**REQUIREMENT A**
Copy the new cuttings thread word for word from "I have 13 Castel" to "had the land......".
**REQUIREMENT B**
In the new cuttings thread, how many Edelweiss cuttings did jtstar plant?
**REQUIREMENT C**
In the new cuttings thread, shorten the paragraph that begins "Well the Castels are planted" while keeping its main facts.

**SOURCE DOCUMENT**
╔══

# new cuttings



## jtstar (Jul 5, 2011)

Planted 14 new cuttings today of Edelweiss will plant some Castel tomorrow vineyard is growing.


----------



## robie (Jul 5, 2011)

Good deal.
Wish I had a place to plant some cuttings, myself.


----------



## jtstar (Jul 5, 2011)

I have 13 Castel that I am trying to get planted also without getting a heat stroke today


----------



## davewaz (Jul 5, 2011)

I'm jealous, if only I had the land......


----------



## jtstar (Jul 5, 2011)

Well the Castels are planted and are being water as I write that is a good feeling I probably have room for about 400-500 more cutting but I think my wife will have something to say about that if I tried to do that right now.


----------



## CoachPieps (Jul 6, 2011)

interesting, is this a good time to plant? in the heat of Summer?


----------



## jtstar (Jul 6, 2011)

╚══

**MATERIAL PROVIDED**
╔══

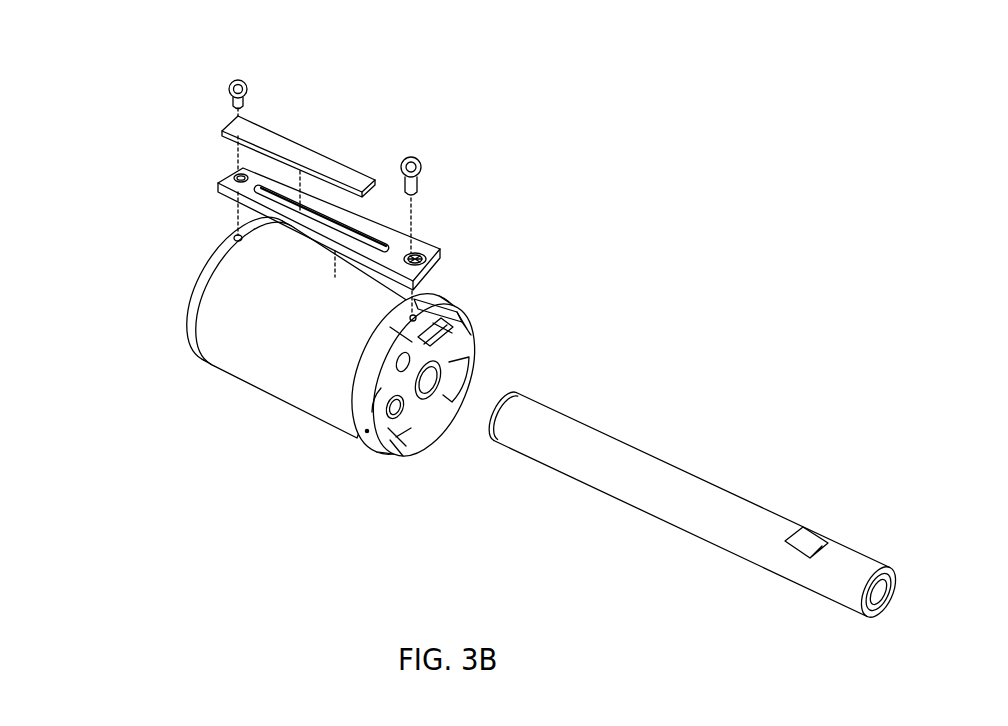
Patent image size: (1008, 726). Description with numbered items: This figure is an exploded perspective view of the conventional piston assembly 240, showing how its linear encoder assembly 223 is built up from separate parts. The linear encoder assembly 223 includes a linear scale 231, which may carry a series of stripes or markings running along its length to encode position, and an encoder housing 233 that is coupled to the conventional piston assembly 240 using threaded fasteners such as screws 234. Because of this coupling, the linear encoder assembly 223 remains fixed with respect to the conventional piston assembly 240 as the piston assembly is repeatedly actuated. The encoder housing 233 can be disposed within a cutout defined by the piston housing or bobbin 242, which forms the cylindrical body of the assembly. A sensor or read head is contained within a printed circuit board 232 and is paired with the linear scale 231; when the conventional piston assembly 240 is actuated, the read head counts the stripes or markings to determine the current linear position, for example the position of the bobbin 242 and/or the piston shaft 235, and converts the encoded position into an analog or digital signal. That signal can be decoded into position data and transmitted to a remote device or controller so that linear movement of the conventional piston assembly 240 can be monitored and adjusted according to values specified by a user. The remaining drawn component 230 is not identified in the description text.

The conventional piston assembly 240 is at (146, 116).
The linear encoder assembly 223 is at (390, 111).
The motor 230 is at (263, 365).
The linear scale 231 is at (271, 144).
The printed circuit board 232 is at (466, 315).
The encoder housing 233 is at (428, 249).
The screws 234 is at (245, 82).
The piston shaft 235 is at (556, 436).
The piston housing or bobbin 242 is at (369, 432).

╚══

**EXERCISE RESPONSE A**
I have 13 Castel that I am trying to get planted also without getting a heat stroke today


----------



## davewaz (Jul 5, 2011)

I'm jealous, if only I had the land......

**EXERCISE RESPONSE B**
14

**EXERCISE RESPONSE C**
The Castels are planted and being watered, which feels good. I probably have room for about 400–500 more cuttings, but my wife would likely object if I tried that right now.